- **Required task**
Reproduce all entries precisely, down to the last character.
-- Begin Data shown --
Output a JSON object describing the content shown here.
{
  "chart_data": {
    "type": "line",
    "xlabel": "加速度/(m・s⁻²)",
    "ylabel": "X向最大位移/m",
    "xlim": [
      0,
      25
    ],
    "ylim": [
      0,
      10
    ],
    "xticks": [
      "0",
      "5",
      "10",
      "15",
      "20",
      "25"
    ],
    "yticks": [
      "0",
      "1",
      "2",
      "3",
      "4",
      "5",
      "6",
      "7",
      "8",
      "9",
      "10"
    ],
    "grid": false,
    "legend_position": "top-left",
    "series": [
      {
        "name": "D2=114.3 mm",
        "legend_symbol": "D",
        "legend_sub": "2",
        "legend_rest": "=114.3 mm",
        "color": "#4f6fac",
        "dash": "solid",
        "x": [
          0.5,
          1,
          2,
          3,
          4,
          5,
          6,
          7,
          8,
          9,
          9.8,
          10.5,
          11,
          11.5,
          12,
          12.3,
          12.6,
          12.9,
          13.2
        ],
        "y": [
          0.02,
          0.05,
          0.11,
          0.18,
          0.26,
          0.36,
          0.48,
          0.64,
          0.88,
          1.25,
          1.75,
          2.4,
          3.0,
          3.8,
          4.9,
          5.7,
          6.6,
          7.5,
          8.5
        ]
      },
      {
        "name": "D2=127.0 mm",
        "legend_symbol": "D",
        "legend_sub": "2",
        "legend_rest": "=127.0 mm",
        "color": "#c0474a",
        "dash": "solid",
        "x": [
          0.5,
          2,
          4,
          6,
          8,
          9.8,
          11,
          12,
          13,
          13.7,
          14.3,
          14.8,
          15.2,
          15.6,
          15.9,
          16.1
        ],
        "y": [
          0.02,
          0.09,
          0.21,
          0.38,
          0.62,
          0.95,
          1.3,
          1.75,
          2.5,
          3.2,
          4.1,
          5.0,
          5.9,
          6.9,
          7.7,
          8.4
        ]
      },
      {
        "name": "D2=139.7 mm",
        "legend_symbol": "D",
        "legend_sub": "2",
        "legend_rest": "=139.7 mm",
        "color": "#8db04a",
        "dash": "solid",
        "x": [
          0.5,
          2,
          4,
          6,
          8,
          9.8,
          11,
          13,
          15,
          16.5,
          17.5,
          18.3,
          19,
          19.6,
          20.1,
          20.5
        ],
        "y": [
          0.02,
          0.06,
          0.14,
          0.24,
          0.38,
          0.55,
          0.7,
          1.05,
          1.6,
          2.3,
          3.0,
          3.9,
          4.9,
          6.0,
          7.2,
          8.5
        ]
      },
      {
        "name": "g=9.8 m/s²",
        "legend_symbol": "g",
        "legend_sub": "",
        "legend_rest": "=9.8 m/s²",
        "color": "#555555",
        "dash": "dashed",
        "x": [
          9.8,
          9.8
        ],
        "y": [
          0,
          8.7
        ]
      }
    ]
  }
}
-- End Data shown --
- **Response to the exercise**
Output a JSON object describing the content shown here.
{
  "chart_data": {
    "type": "line",
    "xlabel": "加速度/(m・s⁻²)",
    "ylabel": "X向最大位移/m",
    "xlim": [
      0,
      25
    ],
    "ylim": [
      0,
      10
    ],
    "xticks": [
      "0",
      "5",
      "10",
      "15",
      "20",
      "25"
    ],
    "yticks": [
      "0",
      "1",
      "2",
      "3",
      "4",
      "5",
      "6",
      "7",
      "8",
      "9",
      "10"
    ],
    "grid": false,
    "legend_position": "top-left",
    "series": [
      {
        "name": "D2=114.3 mm",
        "legend_symbol": "D",
        "legend_sub": "2",
        "legend_rest": "=114.3 mm",
        "color": "#4f6fac",
        "dash": "solid",
        "x": [
          0.5,
          1,
          2,
          3,
          4,
          5,
          6,
          7,
          8,
          9,
          9.8,
          10.5,
          11,
          11.5,
          12,
          12.3,
          12.6,
          12.9,
          13.2
        ],
        "y": [
          0.02,
          0.05,
          0.11,
          0.18,
          0.26,
          0.36,
          0.48,
          0.64,
          0.88,
          1.25,
          1.75,
          2.4,
          3.0,
          3.8,
          4.9,
          5.7,
          6.6,
          7.5,
          8.5
        ]
      },
      {
        "name": "D2=127.0 mm",
        "legend_symbol": "D",
        "legend_sub": "2",
        "legend_rest": "=127.0 mm",
        "color": "#c0474a",
        "dash": "solid",
        "x": [
          0.5,
          2,
          4,
          6,
          8,
          9.8,
          11,
          12,
          13,
          13.7,
          14.3,
          14.8,
          15.2,
          15.6,
          15.9,
          16.1
        ],
        "y": [
          0.02,
          0.09,
          0.21,
          0.38,
          0.62,
          0.95,
          1.3,
          1.75,
          2.5,
          3.2,
          4.1,
          5.0,
          5.9,
          6.9,
          7.7,
          8.4
        ]
      },
      {
        "name": "D2=139.7 mm",
        "legend_symbol": "D",
        "legend_sub": "2",
        "legend_rest": "=139.7 mm",
        "color": "#8db04a",
        "dash": "solid",
        "x": [
          0.5,
          2,
          4,
          6,
          8,
          9.8,
          11,
          13,
          15,
          16.5,
          17.5,
          18.3,
          19,
          19.6,
          20.1,
          20.5
        ],
        "y": [
          0.02,
          0.06,
          0.14,
          0.24,
          0.38,
          0.55,
          0.7,
          1.05,
          1.6,
          2.3,
          3.0,
          3.9,
          4.9,
          6.0,
          7.2,
          8.5
        ]
      },
      {
        "name": "g=9.8 m/s²",
        "legend_symbol": "g",
        "legend_sub": "",
        "legend_rest": "=9.8 m/s²",
        "color": "#555555",
        "dash": "dashed",
        "x": [
          9.8,
          9.8
        ],
        "y": [
          0,
          8.7
        ]
      }
    ]
  }
}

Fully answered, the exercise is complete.